> _What the task requires_: In your copy, repeat the records exactly and leave out the pictures.

[Excerpt from a dataset]
-.-.-

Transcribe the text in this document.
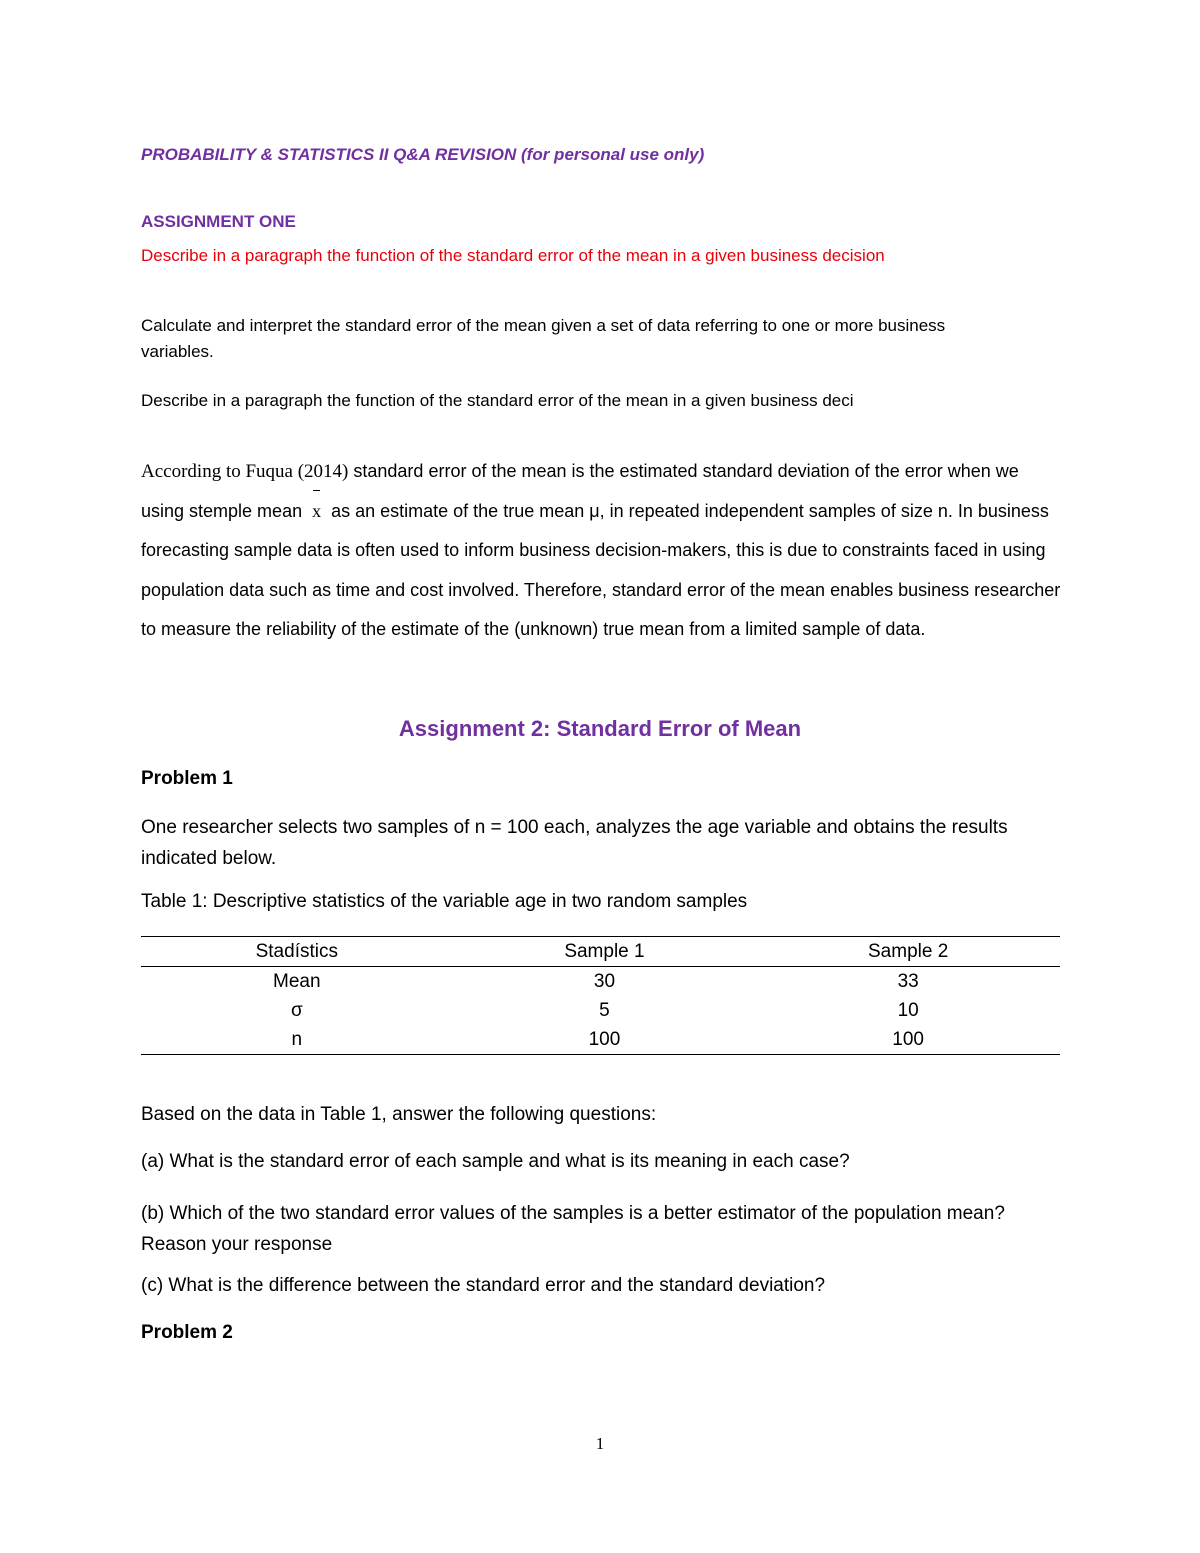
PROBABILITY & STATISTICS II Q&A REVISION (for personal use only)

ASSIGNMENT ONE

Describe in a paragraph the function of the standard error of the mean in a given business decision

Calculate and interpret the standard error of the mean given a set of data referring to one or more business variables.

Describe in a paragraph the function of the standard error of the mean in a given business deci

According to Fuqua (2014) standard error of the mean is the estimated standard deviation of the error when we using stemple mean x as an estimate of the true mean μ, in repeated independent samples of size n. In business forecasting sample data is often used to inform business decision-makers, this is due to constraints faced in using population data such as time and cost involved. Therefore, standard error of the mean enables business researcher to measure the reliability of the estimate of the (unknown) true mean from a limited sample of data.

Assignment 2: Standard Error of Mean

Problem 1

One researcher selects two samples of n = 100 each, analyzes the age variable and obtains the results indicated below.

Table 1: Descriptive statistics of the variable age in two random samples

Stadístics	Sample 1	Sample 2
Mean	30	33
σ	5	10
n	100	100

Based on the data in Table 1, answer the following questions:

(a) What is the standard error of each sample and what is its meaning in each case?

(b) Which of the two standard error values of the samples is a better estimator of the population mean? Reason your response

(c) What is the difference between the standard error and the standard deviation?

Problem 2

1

-.-.-

> _Reply_:
Transcribe the text in this document.
PROBABILITY & STATISTICS II Q&A REVISION (for personal use only)

ASSIGNMENT ONE

Describe in a paragraph the function of the standard error of the mean in a given business decision

Calculate and interpret the standard error of the mean given a set of data referring to one or more business variables.

Describe in a paragraph the function of the standard error of the mean in a given business deci

According to Fuqua (2014) standard error of the mean is the estimated standard deviation of the error when we using stemple mean x as an estimate of the true mean μ, in repeated independent samples of size n. In business forecasting sample data is often used to inform business decision-makers, this is due to constraints faced in using population data such as time and cost involved. Therefore, standard error of the mean enables business researcher to measure the reliability of the estimate of the (unknown) true mean from a limited sample of data.

Assignment 2: Standard Error of Mean

Problem 1

One researcher selects two samples of n = 100 each, analyzes the age variable and obtains the results indicated below.

Table 1: Descriptive statistics of the variable age in two random samples

Stadístics	Sample 1	Sample 2
Mean	30	33
σ	5	10
n	100	100

Based on the data in Table 1, answer the following questions:

(a) What is the standard error of each sample and what is its meaning in each case?

(b) Which of the two standard error values of the samples is a better estimator of the population mean? Reason your response

(c) What is the difference between the standard error and the standard deviation?

Problem 2

1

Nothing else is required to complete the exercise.